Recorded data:
##########

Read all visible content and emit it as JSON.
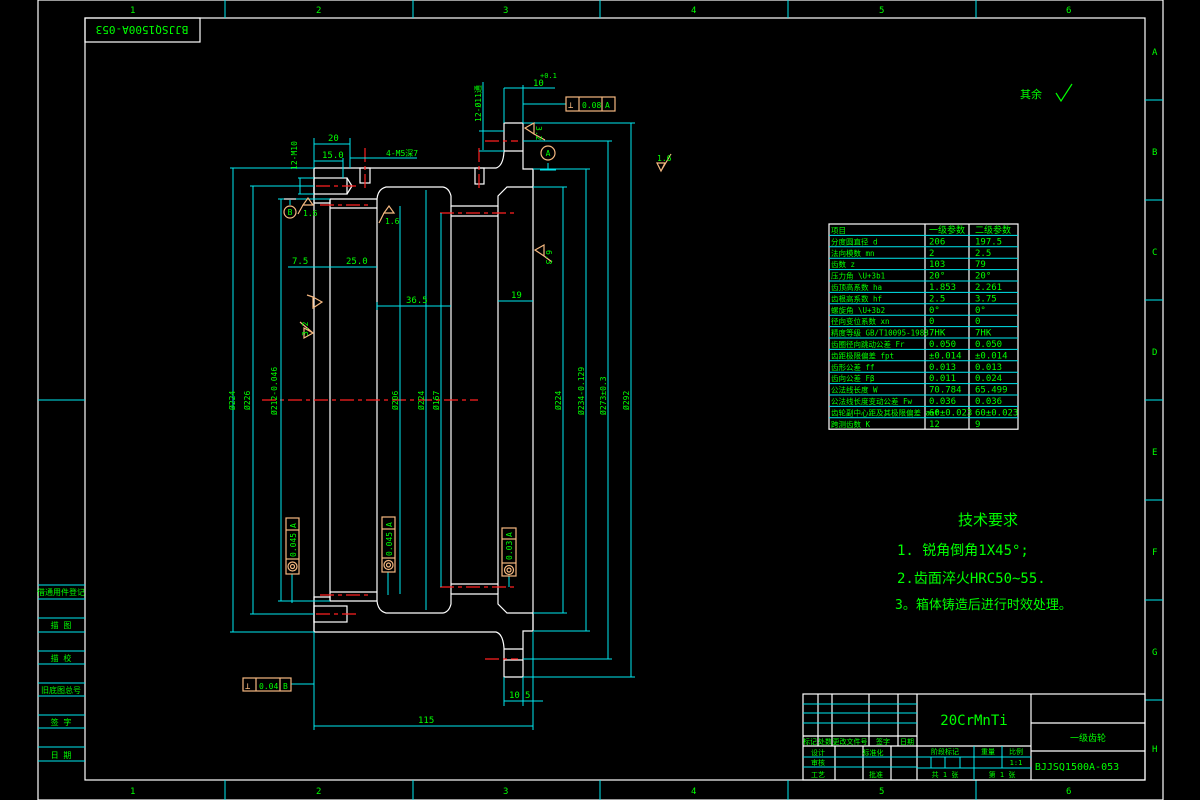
{
  "colors": {
    "text": "#00ff00",
    "dimension": "#00e8f0",
    "outline": "#ffffff",
    "hatch": "#ffff00",
    "centerline": "#ff2020",
    "frame": "#f5b880",
    "background": "#000000"
  },
  "zones": {
    "columns": [
      "1",
      "2",
      "3",
      "4",
      "5",
      "6"
    ],
    "rows": [
      "A",
      "B",
      "C",
      "D",
      "E",
      "F",
      "G",
      "H"
    ]
  },
  "mirrored_code": "BJJSQ1500A-053",
  "roughness_other": {
    "label": "其余",
    "icon": "check-roughness-icon"
  },
  "dimensions": {
    "d20": "20",
    "d15": "15.0",
    "m5": "4-M5深7",
    "m10": "12-M10",
    "d10top": "10",
    "d10tol": "+0.1",
    "holes11": "12-Ø11通",
    "d7_5": "7.5",
    "d25": "25.0",
    "d36_5": "36.5",
    "d19": "19",
    "d115": "115",
    "d10b": "10",
    "d5": "5",
    "dia224a": "Ø224",
    "dia226": "Ø226",
    "dia212": "Ø212-0.046",
    "dia206": "Ø206",
    "dia224b": "Ø224",
    "dia167": "Ø167",
    "dia224c": "Ø224",
    "dia234": "Ø234-0.129",
    "dia273": "Ø273±0.3",
    "dia292": "Ø292"
  },
  "roughness": [
    "3.2",
    "1.6",
    "1.6",
    "6.3",
    "3.2",
    "1.6"
  ],
  "datums": {
    "a": "A",
    "b": "B"
  },
  "tolerances": {
    "perp_top": {
      "symbol": "⊥",
      "value": "0.08",
      "datum": "A"
    },
    "perp_bottom": {
      "symbol": "⊥",
      "value": "0.04",
      "datum": "B"
    },
    "conc1": {
      "symbol": "◎",
      "value": "0.045",
      "datum": "A"
    },
    "conc2": {
      "symbol": "◎",
      "value": "0.045",
      "datum": "A"
    },
    "conc3": {
      "symbol": "◎",
      "value": "0.03",
      "datum": "A"
    }
  },
  "param_table": {
    "headers": [
      "项目",
      "一级参数",
      "二级参数"
    ],
    "rows": [
      [
        "分度圆直径 d",
        "206",
        "197.5"
      ],
      [
        "法向模数 mn",
        "2",
        "2.5"
      ],
      [
        "齿数 z",
        "103",
        "79"
      ],
      [
        "压力角 \\U+3b1",
        "20°",
        "20°"
      ],
      [
        "齿顶高系数 ha",
        "1.853",
        "2.261"
      ],
      [
        "齿根高系数 hf",
        "2.5",
        "3.75"
      ],
      [
        "螺旋角 \\U+3b2",
        "0°",
        "0°"
      ],
      [
        "径向变位系数 xn",
        "0",
        "0"
      ],
      [
        "精度等级 GB/T10095-1988",
        "7HK",
        "7HK"
      ],
      [
        "齿圈径向跳动公差 Fr",
        "0.050",
        "0.050"
      ],
      [
        "齿距极限偏差 fpt",
        "±0.014",
        "±0.014"
      ],
      [
        "齿形公差 ff",
        "0.013",
        "0.013"
      ],
      [
        "齿向公差 Fβ",
        "0.011",
        "0.024"
      ],
      [
        "公法线长度 W",
        "70.784",
        "65.499"
      ],
      [
        "公法线长度变动公差 Fw",
        "0.036",
        "0.036"
      ],
      [
        "齿轮副中心距及其极限偏差 a±f",
        "60±0.023",
        "60±0.023"
      ],
      [
        "跨测齿数 K",
        "12",
        "9"
      ]
    ]
  },
  "tech_requirements": {
    "title": "技术要求",
    "items": [
      "1. 锐角倒角1X45°;",
      "2.齿面淬火HRC50~55.",
      "3。箱体铸造后进行时效处理。"
    ]
  },
  "left_column": [
    "借通用件登记",
    "描 图",
    "描 校",
    "旧底图总号",
    "签 字",
    "日 期"
  ],
  "title_block": {
    "revision_headers": [
      "标记",
      "处数",
      "更改文件号",
      "签字",
      "日期"
    ],
    "design": "设计",
    "standardize": "标准化",
    "review": "审核",
    "process": "工艺",
    "approve": "批准",
    "material": "20CrMnTi",
    "stage_mark": "阶段标记",
    "weight": "重量",
    "scale_label": "比例",
    "scale": "1:1",
    "sheets_total": "共 1 张",
    "sheet_no": "第 1 张",
    "part_name": "一级齿轮",
    "drawing_no": "BJJSQ1500A-053"
  }
}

##########

Instruction:
Copy everything in the records above except the pictures, exactly as written.

Completed task:
Read all visible content and emit it as JSON.
{
  "colors": {
    "text": "#00ff00",
    "dimension": "#00e8f0",
    "outline": "#ffffff",
    "hatch": "#ffff00",
    "centerline": "#ff2020",
    "frame": "#f5b880",
    "background": "#000000"
  },
  "zones": {
    "columns": [
      "1",
      "2",
      "3",
      "4",
      "5",
      "6"
    ],
    "rows": [
      "A",
      "B",
      "C",
      "D",
      "E",
      "F",
      "G",
      "H"
    ]
  },
  "mirrored_code": "BJJSQ1500A-053",
  "roughness_other": {
    "label": "其余",
    "icon": "check-roughness-icon"
  },
  "dimensions": {
    "d20": "20",
    "d15": "15.0",
    "m5": "4-M5深7",
    "m10": "12-M10",
    "d10top": "10",
    "d10tol": "+0.1",
    "holes11": "12-Ø11通",
    "d7_5": "7.5",
    "d25": "25.0",
    "d36_5": "36.5",
    "d19": "19",
    "d115": "115",
    "d10b": "10",
    "d5": "5",
    "dia224a": "Ø224",
    "dia226": "Ø226",
    "dia212": "Ø212-0.046",
    "dia206": "Ø206",
    "dia224b": "Ø224",
    "dia167": "Ø167",
    "dia224c": "Ø224",
    "dia234": "Ø234-0.129",
    "dia273": "Ø273±0.3",
    "dia292": "Ø292"
  },
  "roughness": [
    "3.2",
    "1.6",
    "1.6",
    "6.3",
    "3.2",
    "1.6"
  ],
  "datums": {
    "a": "A",
    "b": "B"
  },
  "tolerances": {
    "perp_top": {
      "symbol": "⊥",
      "value": "0.08",
      "datum": "A"
    },
    "perp_bottom": {
      "symbol": "⊥",
      "value": "0.04",
      "datum": "B"
    },
    "conc1": {
      "symbol": "◎",
      "value": "0.045",
      "datum": "A"
    },
    "conc2": {
      "symbol": "◎",
      "value": "0.045",
      "datum": "A"
    },
    "conc3": {
      "symbol": "◎",
      "value": "0.03",
      "datum": "A"
    }
  },
  "param_table": {
    "headers": [
      "项目",
      "一级参数",
      "二级参数"
    ],
    "rows": [
      [
        "分度圆直径 d",
        "206",
        "197.5"
      ],
      [
        "法向模数 mn",
        "2",
        "2.5"
      ],
      [
        "齿数 z",
        "103",
        "79"
      ],
      [
        "压力角 \\U+3b1",
        "20°",
        "20°"
      ],
      [
        "齿顶高系数 ha",
        "1.853",
        "2.261"
      ],
      [
        "齿根高系数 hf",
        "2.5",
        "3.75"
      ],
      [
        "螺旋角 \\U+3b2",
        "0°",
        "0°"
      ],
      [
        "径向变位系数 xn",
        "0",
        "0"
      ],
      [
        "精度等级 GB/T10095-1988",
        "7HK",
        "7HK"
      ],
      [
        "齿圈径向跳动公差 Fr",
        "0.050",
        "0.050"
      ],
      [
        "齿距极限偏差 fpt",
        "±0.014",
        "±0.014"
      ],
      [
        "齿形公差 ff",
        "0.013",
        "0.013"
      ],
      [
        "齿向公差 Fβ",
        "0.011",
        "0.024"
      ],
      [
        "公法线长度 W",
        "70.784",
        "65.499"
      ],
      [
        "公法线长度变动公差 Fw",
        "0.036",
        "0.036"
      ],
      [
        "齿轮副中心距及其极限偏差 a±f",
        "60±0.023",
        "60±0.023"
      ],
      [
        "跨测齿数 K",
        "12",
        "9"
      ]
    ]
  },
  "tech_requirements": {
    "title": "技术要求",
    "items": [
      "1. 锐角倒角1X45°;",
      "2.齿面淬火HRC50~55.",
      "3。箱体铸造后进行时效处理。"
    ]
  },
  "left_column": [
    "借通用件登记",
    "描 图",
    "描 校",
    "旧底图总号",
    "签 字",
    "日 期"
  ],
  "title_block": {
    "revision_headers": [
      "标记",
      "处数",
      "更改文件号",
      "签字",
      "日期"
    ],
    "design": "设计",
    "standardize": "标准化",
    "review": "审核",
    "process": "工艺",
    "approve": "批准",
    "material": "20CrMnTi",
    "stage_mark": "阶段标记",
    "weight": "重量",
    "scale_label": "比例",
    "scale": "1:1",
    "sheets_total": "共 1 张",
    "sheet_no": "第 1 张",
    "part_name": "一级齿轮",
    "drawing_no": "BJJSQ1500A-053"
  }
}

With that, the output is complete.